■ **GIVEN EXERCISE**:
You are to retype all of the data exactly as it appears.

■ **EXERCISE INPUTS**:

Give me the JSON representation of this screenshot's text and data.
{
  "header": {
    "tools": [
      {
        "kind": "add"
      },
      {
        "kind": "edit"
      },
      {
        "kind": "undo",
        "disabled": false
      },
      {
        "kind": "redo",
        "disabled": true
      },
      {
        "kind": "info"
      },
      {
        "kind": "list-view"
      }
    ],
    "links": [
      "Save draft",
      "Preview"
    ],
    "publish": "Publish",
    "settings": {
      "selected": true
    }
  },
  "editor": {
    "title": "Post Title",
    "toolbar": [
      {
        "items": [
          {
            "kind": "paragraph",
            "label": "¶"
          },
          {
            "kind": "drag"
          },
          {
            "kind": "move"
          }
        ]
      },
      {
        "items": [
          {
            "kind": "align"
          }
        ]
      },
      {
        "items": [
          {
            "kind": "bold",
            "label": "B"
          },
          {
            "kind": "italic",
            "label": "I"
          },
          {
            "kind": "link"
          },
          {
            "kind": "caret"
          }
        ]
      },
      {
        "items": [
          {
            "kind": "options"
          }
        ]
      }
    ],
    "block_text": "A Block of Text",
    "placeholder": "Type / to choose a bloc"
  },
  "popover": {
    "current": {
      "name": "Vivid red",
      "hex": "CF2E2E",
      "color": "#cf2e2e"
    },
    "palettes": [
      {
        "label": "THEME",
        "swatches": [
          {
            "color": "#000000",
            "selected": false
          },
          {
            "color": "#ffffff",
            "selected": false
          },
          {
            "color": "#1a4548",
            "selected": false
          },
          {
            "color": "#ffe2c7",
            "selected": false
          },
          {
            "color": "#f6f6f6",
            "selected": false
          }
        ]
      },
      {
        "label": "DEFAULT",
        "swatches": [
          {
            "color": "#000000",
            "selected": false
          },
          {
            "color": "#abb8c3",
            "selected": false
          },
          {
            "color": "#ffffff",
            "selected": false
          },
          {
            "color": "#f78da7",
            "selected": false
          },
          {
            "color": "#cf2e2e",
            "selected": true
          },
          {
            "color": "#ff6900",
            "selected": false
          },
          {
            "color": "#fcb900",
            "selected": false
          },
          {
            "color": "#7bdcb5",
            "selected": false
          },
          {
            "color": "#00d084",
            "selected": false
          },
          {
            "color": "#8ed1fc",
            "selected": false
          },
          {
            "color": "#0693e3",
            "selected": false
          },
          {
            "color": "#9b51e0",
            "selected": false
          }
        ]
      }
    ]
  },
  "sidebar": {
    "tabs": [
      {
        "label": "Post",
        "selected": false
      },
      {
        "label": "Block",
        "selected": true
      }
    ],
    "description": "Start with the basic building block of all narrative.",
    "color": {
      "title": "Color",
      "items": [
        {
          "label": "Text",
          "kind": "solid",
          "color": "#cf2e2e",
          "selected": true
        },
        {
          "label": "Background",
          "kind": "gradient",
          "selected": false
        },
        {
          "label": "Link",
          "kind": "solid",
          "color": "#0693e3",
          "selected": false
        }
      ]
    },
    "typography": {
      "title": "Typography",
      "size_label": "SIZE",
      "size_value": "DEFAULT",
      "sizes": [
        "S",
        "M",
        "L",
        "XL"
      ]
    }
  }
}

■ **ANSWER FOR THIS EXERCISE**:
Give me the JSON representation of this screenshot's text and data.
{
  "header": {
    "tools": [
      {
        "kind": "add"
      },
      {
        "kind": "edit"
      },
      {
        "kind": "undo",
        "disabled": false
      },
      {
        "kind": "redo",
        "disabled": true
      },
      {
        "kind": "info"
      },
      {
        "kind": "list-view"
      }
    ],
    "links": [
      "Save draft",
      "Preview"
    ],
    "publish": "Publish",
    "settings": {
      "selected": true
    }
  },
  "editor": {
    "title": "Post Title",
    "toolbar": [
      {
        "items": [
          {
            "kind": "paragraph",
            "label": "¶"
          },
          {
            "kind": "drag"
          },
          {
            "kind": "move"
          }
        ]
      },
      {
        "items": [
          {
            "kind": "align"
          }
        ]
      },
      {
        "items": [
          {
            "kind": "bold",
            "label": "B"
          },
          {
            "kind": "italic",
            "label": "I"
          },
          {
            "kind": "link"
          },
          {
            "kind": "caret"
          }
        ]
      },
      {
        "items": [
          {
            "kind": "options"
          }
        ]
      }
    ],
    "block_text": "A Block of Text",
    "placeholder": "Type / to choose a bloc"
  },
  "popover": {
    "current": {
      "name": "Vivid red",
      "hex": "CF2E2E",
      "color": "#cf2e2e"
    },
    "palettes": [
      {
        "label": "THEME",
        "swatches": [
          {
            "color": "#000000",
            "selected": false
          },
          {
            "color": "#ffffff",
            "selected": false
          },
          {
            "color": "#1a4548",
            "selected": false
          },
          {
            "color": "#ffe2c7",
            "selected": false
          },
          {
            "color": "#f6f6f6",
            "selected": false
          }
        ]
      },
      {
        "label": "DEFAULT",
        "swatches": [
          {
            "color": "#000000",
            "selected": false
          },
          {
            "color": "#abb8c3",
            "selected": false
          },
          {
            "color": "#ffffff",
            "selected": false
          },
          {
            "color": "#f78da7",
            "selected": false
          },
          {
            "color": "#cf2e2e",
            "selected": true
          },
          {
            "color": "#ff6900",
            "selected": false
          },
          {
            "color": "#fcb900",
            "selected": false
          },
          {
            "color": "#7bdcb5",
            "selected": false
          },
          {
            "color": "#00d084",
            "selected": false
          },
          {
            "color": "#8ed1fc",
            "selected": false
          },
          {
            "color": "#0693e3",
            "selected": false
          },
          {
            "color": "#9b51e0",
            "selected": false
          }
        ]
      }
    ]
  },
  "sidebar": {
    "tabs": [
      {
        "label": "Post",
        "selected": false
      },
      {
        "label": "Block",
        "selected": true
      }
    ],
    "description": "Start with the basic building block of all narrative.",
    "color": {
      "title": "Color",
      "items": [
        {
          "label": "Text",
          "kind": "solid",
          "color": "#cf2e2e",
          "selected": true
        },
        {
          "label": "Background",
          "kind": "gradient",
          "selected": false
        },
        {
          "label": "Link",
          "kind": "solid",
          "color": "#0693e3",
          "selected": false
        }
      ]
    },
    "typography": {
      "title": "Typography",
      "size_label": "SIZE",
      "size_value": "DEFAULT",
      "sizes": [
        "S",
        "M",
        "L",
        "XL"
      ]
    }
  }
}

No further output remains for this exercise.